> [THE DATA]
........
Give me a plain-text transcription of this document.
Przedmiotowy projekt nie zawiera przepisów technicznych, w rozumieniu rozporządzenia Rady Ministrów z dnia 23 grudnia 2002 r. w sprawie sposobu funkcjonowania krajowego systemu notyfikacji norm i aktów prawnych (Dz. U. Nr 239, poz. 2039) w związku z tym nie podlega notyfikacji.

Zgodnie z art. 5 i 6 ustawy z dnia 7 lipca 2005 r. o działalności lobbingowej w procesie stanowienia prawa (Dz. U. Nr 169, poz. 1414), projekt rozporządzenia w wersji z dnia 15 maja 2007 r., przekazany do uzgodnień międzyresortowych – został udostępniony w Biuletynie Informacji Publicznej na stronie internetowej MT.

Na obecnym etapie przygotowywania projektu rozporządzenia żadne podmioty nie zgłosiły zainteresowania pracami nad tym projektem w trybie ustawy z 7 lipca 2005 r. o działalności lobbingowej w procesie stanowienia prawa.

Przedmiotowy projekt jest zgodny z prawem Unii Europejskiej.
........
> [WRITTEN EXERCISE]
Write out the data exactly as it stands.

> [WRITTEN REPLY]
Give me a plain-text transcription of this document.
Przedmiotowy projekt nie zawiera przepisów technicznych, w rozumieniu rozporządzenia Rady Ministrów z dnia 23 grudnia 2002 r. w sprawie sposobu funkcjonowania krajowego systemu notyfikacji norm i aktów prawnych (Dz. U. Nr 239, poz. 2039) w związku z tym nie podlega notyfikacji.

Zgodnie z art. 5 i 6 ustawy z dnia 7 lipca 2005 r. o działalności lobbingowej w procesie stanowienia prawa (Dz. U. Nr 169, poz. 1414), projekt rozporządzenia w wersji z dnia 15 maja 2007 r., przekazany do uzgodnień międzyresortowych – został udostępniony w Biuletynie Informacji Publicznej na stronie internetowej MT.

Na obecnym etapie przygotowywania projektu rozporządzenia żadne podmioty nie zgłosiły zainteresowania pracami nad tym projektem w trybie ustawy z 7 lipca 2005 r. o działalności lobbingowej w procesie stanowienia prawa.

Przedmiotowy projekt jest zgodny z prawem Unii Europejskiej.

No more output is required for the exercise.